• REQUIRED TASK: All of the data that follows should be retyped exactly, please, except the pictures.

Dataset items

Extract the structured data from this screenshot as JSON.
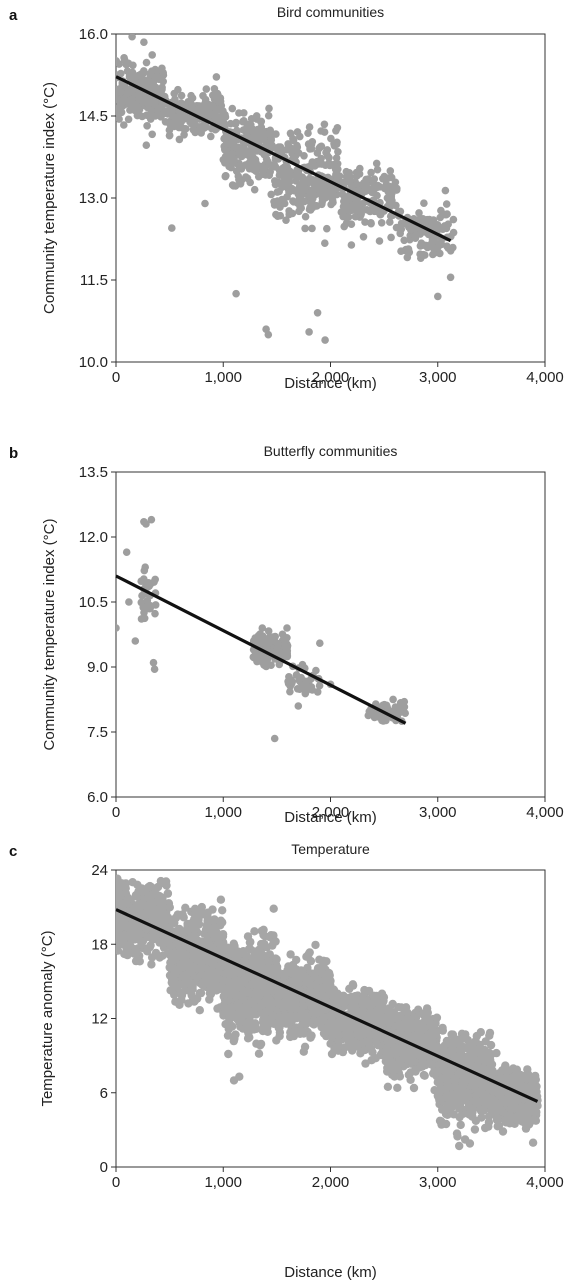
{
  "chart_data": [
    {
      "panel_letter": "a",
      "type": "scatter",
      "title": "Bird communities",
      "xlabel": "Distance (km)",
      "ylabel": "Community temperature index (°C)",
      "xlim": [
        0,
        4000
      ],
      "ylim": [
        10.0,
        16.0
      ],
      "xticks": [
        0,
        1000,
        2000,
        3000,
        4000
      ],
      "xtick_labels": [
        "0",
        "1,000",
        "2,000",
        "3,000",
        "4,000"
      ],
      "yticks": [
        10.0,
        11.5,
        13.0,
        14.5,
        16.0
      ],
      "ytick_labels": [
        "10.0",
        "11.5",
        "13.0",
        "14.5",
        "16.0"
      ],
      "point_color": "#9e9e9e",
      "line_color": "#111111",
      "trend_line": {
        "x": [
          0,
          3120
        ],
        "y": [
          15.22,
          12.22
        ]
      },
      "clusters": [
        {
          "x_range": [
            0,
            450
          ],
          "y_center": 14.9,
          "y_spread": 0.45,
          "count": 220
        },
        {
          "x_range": [
            450,
            1000
          ],
          "y_center": 14.55,
          "y_spread": 0.35,
          "count": 180
        },
        {
          "x_range": [
            1000,
            1450
          ],
          "y_center": 13.9,
          "y_spread": 0.6,
          "count": 200
        },
        {
          "x_range": [
            1450,
            2100
          ],
          "y_center": 13.4,
          "y_spread": 0.75,
          "count": 260
        },
        {
          "x_range": [
            2100,
            2650
          ],
          "y_center": 13.0,
          "y_spread": 0.5,
          "count": 160
        },
        {
          "x_range": [
            2650,
            3150
          ],
          "y_center": 12.4,
          "y_spread": 0.45,
          "count": 110
        }
      ],
      "outliers": [
        [
          520,
          12.45
        ],
        [
          830,
          12.9
        ],
        [
          1120,
          11.25
        ],
        [
          1400,
          10.6
        ],
        [
          1420,
          10.5
        ],
        [
          1800,
          10.55
        ],
        [
          1950,
          10.4
        ],
        [
          1880,
          10.9
        ],
        [
          3000,
          11.2
        ],
        [
          3120,
          11.55
        ],
        [
          150,
          15.95
        ],
        [
          260,
          15.85
        ]
      ]
    },
    {
      "panel_letter": "b",
      "type": "scatter",
      "title": "Butterfly communities",
      "xlabel": "Distance (km)",
      "ylabel": "Community temperature index (°C)",
      "xlim": [
        0,
        4000
      ],
      "ylim": [
        6.0,
        13.5
      ],
      "xticks": [
        0,
        1000,
        2000,
        3000,
        4000
      ],
      "xtick_labels": [
        "0",
        "1,000",
        "2,000",
        "3,000",
        "4,000"
      ],
      "yticks": [
        6.0,
        7.5,
        9.0,
        10.5,
        12.0,
        13.5
      ],
      "ytick_labels": [
        "6.0",
        "7.5",
        "9.0",
        "10.5",
        "12.0",
        "13.5"
      ],
      "point_color": "#9e9e9e",
      "line_color": "#111111",
      "trend_line": {
        "x": [
          0,
          2700
        ],
        "y": [
          11.1,
          7.7
        ]
      },
      "clusters": [
        {
          "x_range": [
            230,
            380
          ],
          "y_center": 10.7,
          "y_spread": 0.55,
          "count": 35
        },
        {
          "x_range": [
            1280,
            1600
          ],
          "y_center": 9.4,
          "y_spread": 0.35,
          "count": 140
        },
        {
          "x_range": [
            1600,
            1900
          ],
          "y_center": 8.7,
          "y_spread": 0.3,
          "count": 40
        },
        {
          "x_range": [
            2350,
            2700
          ],
          "y_center": 8.0,
          "y_spread": 0.2,
          "count": 60
        }
      ],
      "outliers": [
        [
          0,
          9.9
        ],
        [
          100,
          11.65
        ],
        [
          120,
          10.5
        ],
        [
          180,
          9.6
        ],
        [
          260,
          12.35
        ],
        [
          280,
          12.3
        ],
        [
          330,
          12.4
        ],
        [
          350,
          9.1
        ],
        [
          360,
          8.95
        ],
        [
          1480,
          7.35
        ],
        [
          1700,
          8.1
        ],
        [
          1900,
          9.55
        ],
        [
          2000,
          8.6
        ]
      ]
    },
    {
      "panel_letter": "c",
      "type": "scatter",
      "title": "Temperature",
      "xlabel": "Distance (km)",
      "ylabel": "Temperature anomaly (°C)",
      "xlim": [
        0,
        4000
      ],
      "ylim": [
        0,
        24
      ],
      "xticks": [
        0,
        1000,
        2000,
        3000,
        4000
      ],
      "xtick_labels": [
        "0",
        "1,000",
        "2,000",
        "3,000",
        "4,000"
      ],
      "yticks": [
        0,
        6,
        12,
        18,
        24
      ],
      "ytick_labels": [
        "0",
        "6",
        "12",
        "18",
        "24"
      ],
      "point_color": "#a6a6a6",
      "line_color": "#111111",
      "trend_line": {
        "x": [
          0,
          3930
        ],
        "y": [
          20.8,
          5.3
        ]
      },
      "clusters": [
        {
          "x_range": [
            0,
            500
          ],
          "y_center": 20.0,
          "y_spread": 2.3,
          "count": 520
        },
        {
          "x_range": [
            500,
            1000
          ],
          "y_center": 17.0,
          "y_spread": 3.0,
          "count": 560
        },
        {
          "x_range": [
            1000,
            1500
          ],
          "y_center": 14.5,
          "y_spread": 3.4,
          "count": 560
        },
        {
          "x_range": [
            1500,
            2000
          ],
          "y_center": 13.6,
          "y_spread": 2.3,
          "count": 520
        },
        {
          "x_range": [
            2000,
            2500
          ],
          "y_center": 11.8,
          "y_spread": 2.0,
          "count": 500
        },
        {
          "x_range": [
            2500,
            3000
          ],
          "y_center": 10.0,
          "y_spread": 2.4,
          "count": 500
        },
        {
          "x_range": [
            3000,
            3500
          ],
          "y_center": 7.2,
          "y_spread": 2.9,
          "count": 520
        },
        {
          "x_range": [
            3500,
            3930
          ],
          "y_center": 5.6,
          "y_spread": 2.0,
          "count": 440
        }
      ],
      "outliers": [
        [
          1100,
          7.0
        ],
        [
          1150,
          7.3
        ],
        [
          3200,
          1.7
        ],
        [
          3300,
          1.9
        ],
        [
          200,
          22.8
        ],
        [
          300,
          22.6
        ],
        [
          800,
          21.0
        ],
        [
          900,
          20.8
        ]
      ]
    }
  ]
}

• TASK SOLUTION:
Extract the structured data from this screenshot as JSON.
{
  "chart_data": [
    {
      "panel_letter": "a",
      "type": "scatter",
      "title": "Bird communities",
      "xlabel": "Distance (km)",
      "ylabel": "Community temperature index (°C)",
      "xlim": [
        0,
        4000
      ],
      "ylim": [
        10.0,
        16.0
      ],
      "xticks": [
        0,
        1000,
        2000,
        3000,
        4000
      ],
      "xtick_labels": [
        "0",
        "1,000",
        "2,000",
        "3,000",
        "4,000"
      ],
      "yticks": [
        10.0,
        11.5,
        13.0,
        14.5,
        16.0
      ],
      "ytick_labels": [
        "10.0",
        "11.5",
        "13.0",
        "14.5",
        "16.0"
      ],
      "point_color": "#9e9e9e",
      "line_color": "#111111",
      "trend_line": {
        "x": [
          0,
          3120
        ],
        "y": [
          15.22,
          12.22
        ]
      },
      "clusters": [
        {
          "x_range": [
            0,
            450
          ],
          "y_center": 14.9,
          "y_spread": 0.45,
          "count": 220
        },
        {
          "x_range": [
            450,
            1000
          ],
          "y_center": 14.55,
          "y_spread": 0.35,
          "count": 180
        },
        {
          "x_range": [
            1000,
            1450
          ],
          "y_center": 13.9,
          "y_spread": 0.6,
          "count": 200
        },
        {
          "x_range": [
            1450,
            2100
          ],
          "y_center": 13.4,
          "y_spread": 0.75,
          "count": 260
        },
        {
          "x_range": [
            2100,
            2650
          ],
          "y_center": 13.0,
          "y_spread": 0.5,
          "count": 160
        },
        {
          "x_range": [
            2650,
            3150
          ],
          "y_center": 12.4,
          "y_spread": 0.45,
          "count": 110
        }
      ],
      "outliers": [
        [
          520,
          12.45
        ],
        [
          830,
          12.9
        ],
        [
          1120,
          11.25
        ],
        [
          1400,
          10.6
        ],
        [
          1420,
          10.5
        ],
        [
          1800,
          10.55
        ],
        [
          1950,
          10.4
        ],
        [
          1880,
          10.9
        ],
        [
          3000,
          11.2
        ],
        [
          3120,
          11.55
        ],
        [
          150,
          15.95
        ],
        [
          260,
          15.85
        ]
      ]
    },
    {
      "panel_letter": "b",
      "type": "scatter",
      "title": "Butterfly communities",
      "xlabel": "Distance (km)",
      "ylabel": "Community temperature index (°C)",
      "xlim": [
        0,
        4000
      ],
      "ylim": [
        6.0,
        13.5
      ],
      "xticks": [
        0,
        1000,
        2000,
        3000,
        4000
      ],
      "xtick_labels": [
        "0",
        "1,000",
        "2,000",
        "3,000",
        "4,000"
      ],
      "yticks": [
        6.0,
        7.5,
        9.0,
        10.5,
        12.0,
        13.5
      ],
      "ytick_labels": [
        "6.0",
        "7.5",
        "9.0",
        "10.5",
        "12.0",
        "13.5"
      ],
      "point_color": "#9e9e9e",
      "line_color": "#111111",
      "trend_line": {
        "x": [
          0,
          2700
        ],
        "y": [
          11.1,
          7.7
        ]
      },
      "clusters": [
        {
          "x_range": [
            230,
            380
          ],
          "y_center": 10.7,
          "y_spread": 0.55,
          "count": 35
        },
        {
          "x_range": [
            1280,
            1600
          ],
          "y_center": 9.4,
          "y_spread": 0.35,
          "count": 140
        },
        {
          "x_range": [
            1600,
            1900
          ],
          "y_center": 8.7,
          "y_spread": 0.3,
          "count": 40
        },
        {
          "x_range": [
            2350,
            2700
          ],
          "y_center": 8.0,
          "y_spread": 0.2,
          "count": 60
        }
      ],
      "outliers": [
        [
          0,
          9.9
        ],
        [
          100,
          11.65
        ],
        [
          120,
          10.5
        ],
        [
          180,
          9.6
        ],
        [
          260,
          12.35
        ],
        [
          280,
          12.3
        ],
        [
          330,
          12.4
        ],
        [
          350,
          9.1
        ],
        [
          360,
          8.95
        ],
        [
          1480,
          7.35
        ],
        [
          1700,
          8.1
        ],
        [
          1900,
          9.55
        ],
        [
          2000,
          8.6
        ]
      ]
    },
    {
      "panel_letter": "c",
      "type": "scatter",
      "title": "Temperature",
      "xlabel": "Distance (km)",
      "ylabel": "Temperature anomaly (°C)",
      "xlim": [
        0,
        4000
      ],
      "ylim": [
        0,
        24
      ],
      "xticks": [
        0,
        1000,
        2000,
        3000,
        4000
      ],
      "xtick_labels": [
        "0",
        "1,000",
        "2,000",
        "3,000",
        "4,000"
      ],
      "yticks": [
        0,
        6,
        12,
        18,
        24
      ],
      "ytick_labels": [
        "0",
        "6",
        "12",
        "18",
        "24"
      ],
      "point_color": "#a6a6a6",
      "line_color": "#111111",
      "trend_line": {
        "x": [
          0,
          3930
        ],
        "y": [
          20.8,
          5.3
        ]
      },
      "clusters": [
        {
          "x_range": [
            0,
            500
          ],
          "y_center": 20.0,
          "y_spread": 2.3,
          "count": 520
        },
        {
          "x_range": [
            500,
            1000
          ],
          "y_center": 17.0,
          "y_spread": 3.0,
          "count": 560
        },
        {
          "x_range": [
            1000,
            1500
          ],
          "y_center": 14.5,
          "y_spread": 3.4,
          "count": 560
        },
        {
          "x_range": [
            1500,
            2000
          ],
          "y_center": 13.6,
          "y_spread": 2.3,
          "count": 520
        },
        {
          "x_range": [
            2000,
            2500
          ],
          "y_center": 11.8,
          "y_spread": 2.0,
          "count": 500
        },
        {
          "x_range": [
            2500,
            3000
          ],
          "y_center": 10.0,
          "y_spread": 2.4,
          "count": 500
        },
        {
          "x_range": [
            3000,
            3500
          ],
          "y_center": 7.2,
          "y_spread": 2.9,
          "count": 520
        },
        {
          "x_range": [
            3500,
            3930
          ],
          "y_center": 5.6,
          "y_spread": 2.0,
          "count": 440
        }
      ],
      "outliers": [
        [
          1100,
          7.0
        ],
        [
          1150,
          7.3
        ],
        [
          3200,
          1.7
        ],
        [
          3300,
          1.9
        ],
        [
          200,
          22.8
        ],
        [
          300,
          22.6
        ],
        [
          800,
          21.0
        ],
        [
          900,
          20.8
        ]
      ]
    }
  ]
}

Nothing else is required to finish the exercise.